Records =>
==============================

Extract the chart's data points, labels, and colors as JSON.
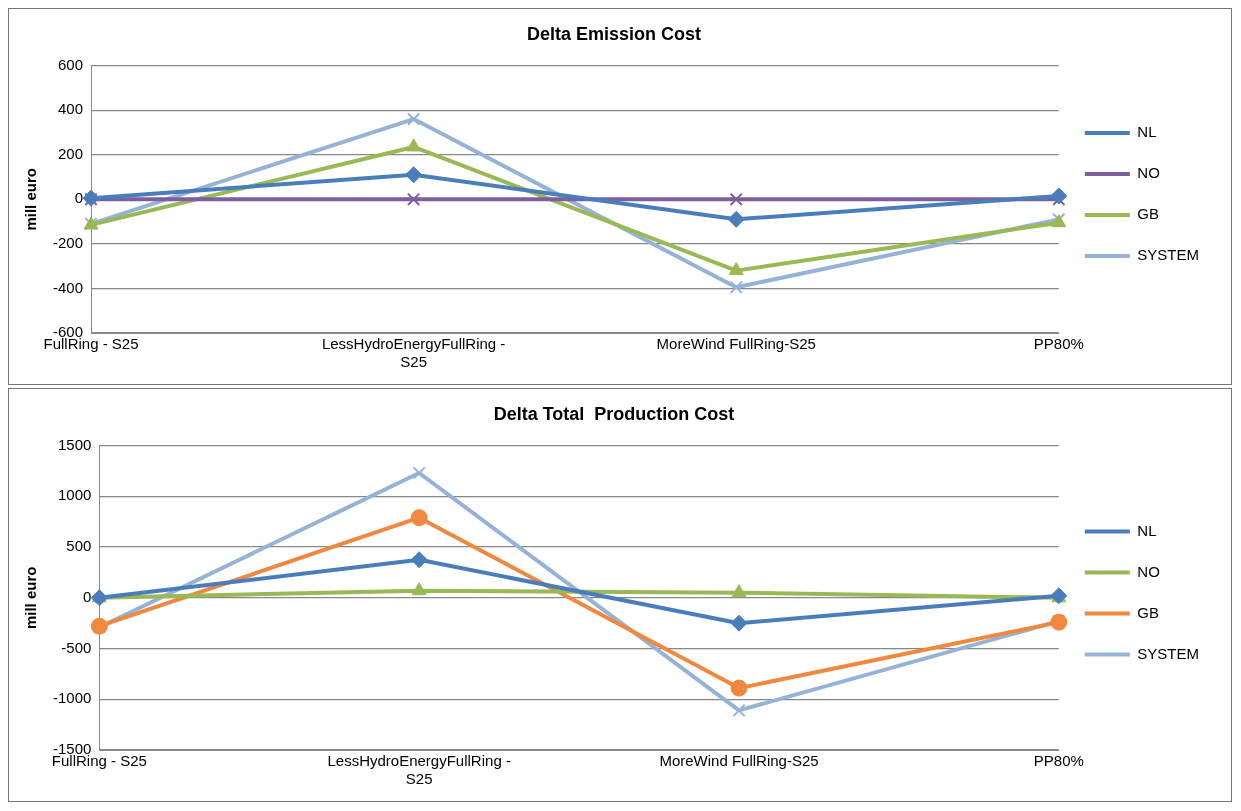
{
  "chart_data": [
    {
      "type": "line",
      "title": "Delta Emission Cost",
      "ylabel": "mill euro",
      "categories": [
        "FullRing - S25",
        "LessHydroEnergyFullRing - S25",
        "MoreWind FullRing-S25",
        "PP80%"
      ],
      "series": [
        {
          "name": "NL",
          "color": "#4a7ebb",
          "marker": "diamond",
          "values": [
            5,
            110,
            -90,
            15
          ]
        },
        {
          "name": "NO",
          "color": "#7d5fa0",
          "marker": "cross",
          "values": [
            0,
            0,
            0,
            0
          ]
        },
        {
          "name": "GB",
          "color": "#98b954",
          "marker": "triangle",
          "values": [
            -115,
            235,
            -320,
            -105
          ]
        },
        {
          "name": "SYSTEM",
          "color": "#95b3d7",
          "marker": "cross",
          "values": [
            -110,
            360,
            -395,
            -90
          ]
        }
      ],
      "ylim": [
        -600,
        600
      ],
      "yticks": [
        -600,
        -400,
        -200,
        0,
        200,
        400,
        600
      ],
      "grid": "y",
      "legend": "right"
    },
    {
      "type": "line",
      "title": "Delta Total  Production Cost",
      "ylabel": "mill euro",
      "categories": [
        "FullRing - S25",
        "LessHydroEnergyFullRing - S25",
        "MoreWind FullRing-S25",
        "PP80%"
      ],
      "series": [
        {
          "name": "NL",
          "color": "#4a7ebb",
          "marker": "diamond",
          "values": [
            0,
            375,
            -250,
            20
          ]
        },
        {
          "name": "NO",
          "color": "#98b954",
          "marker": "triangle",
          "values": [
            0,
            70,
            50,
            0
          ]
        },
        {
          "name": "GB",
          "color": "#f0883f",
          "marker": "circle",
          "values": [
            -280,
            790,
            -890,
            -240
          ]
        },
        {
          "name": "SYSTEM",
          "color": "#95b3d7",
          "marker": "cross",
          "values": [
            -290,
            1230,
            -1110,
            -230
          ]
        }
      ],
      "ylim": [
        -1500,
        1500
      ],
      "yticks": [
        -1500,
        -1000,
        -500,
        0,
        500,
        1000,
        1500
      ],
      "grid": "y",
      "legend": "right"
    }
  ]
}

==============================

Give the data again exactly as written, with all pictures left out.

Finished answer =>
Extract the chart's data points, labels, and colors as JSON.
{
  "chart_data": [
    {
      "type": "line",
      "title": "Delta Emission Cost",
      "ylabel": "mill euro",
      "categories": [
        "FullRing - S25",
        "LessHydroEnergyFullRing - S25",
        "MoreWind FullRing-S25",
        "PP80%"
      ],
      "series": [
        {
          "name": "NL",
          "color": "#4a7ebb",
          "marker": "diamond",
          "values": [
            5,
            110,
            -90,
            15
          ]
        },
        {
          "name": "NO",
          "color": "#7d5fa0",
          "marker": "cross",
          "values": [
            0,
            0,
            0,
            0
          ]
        },
        {
          "name": "GB",
          "color": "#98b954",
          "marker": "triangle",
          "values": [
            -115,
            235,
            -320,
            -105
          ]
        },
        {
          "name": "SYSTEM",
          "color": "#95b3d7",
          "marker": "cross",
          "values": [
            -110,
            360,
            -395,
            -90
          ]
        }
      ],
      "ylim": [
        -600,
        600
      ],
      "yticks": [
        -600,
        -400,
        -200,
        0,
        200,
        400,
        600
      ],
      "grid": "y",
      "legend": "right"
    },
    {
      "type": "line",
      "title": "Delta Total  Production Cost",
      "ylabel": "mill euro",
      "categories": [
        "FullRing - S25",
        "LessHydroEnergyFullRing - S25",
        "MoreWind FullRing-S25",
        "PP80%"
      ],
      "series": [
        {
          "name": "NL",
          "color": "#4a7ebb",
          "marker": "diamond",
          "values": [
            0,
            375,
            -250,
            20
          ]
        },
        {
          "name": "NO",
          "color": "#98b954",
          "marker": "triangle",
          "values": [
            0,
            70,
            50,
            0
          ]
        },
        {
          "name": "GB",
          "color": "#f0883f",
          "marker": "circle",
          "values": [
            -280,
            790,
            -890,
            -240
          ]
        },
        {
          "name": "SYSTEM",
          "color": "#95b3d7",
          "marker": "cross",
          "values": [
            -290,
            1230,
            -1110,
            -230
          ]
        }
      ],
      "ylim": [
        -1500,
        1500
      ],
      "yticks": [
        -1500,
        -1000,
        -500,
        0,
        500,
        1000,
        1500
      ],
      "grid": "y",
      "legend": "right"
    }
  ]
}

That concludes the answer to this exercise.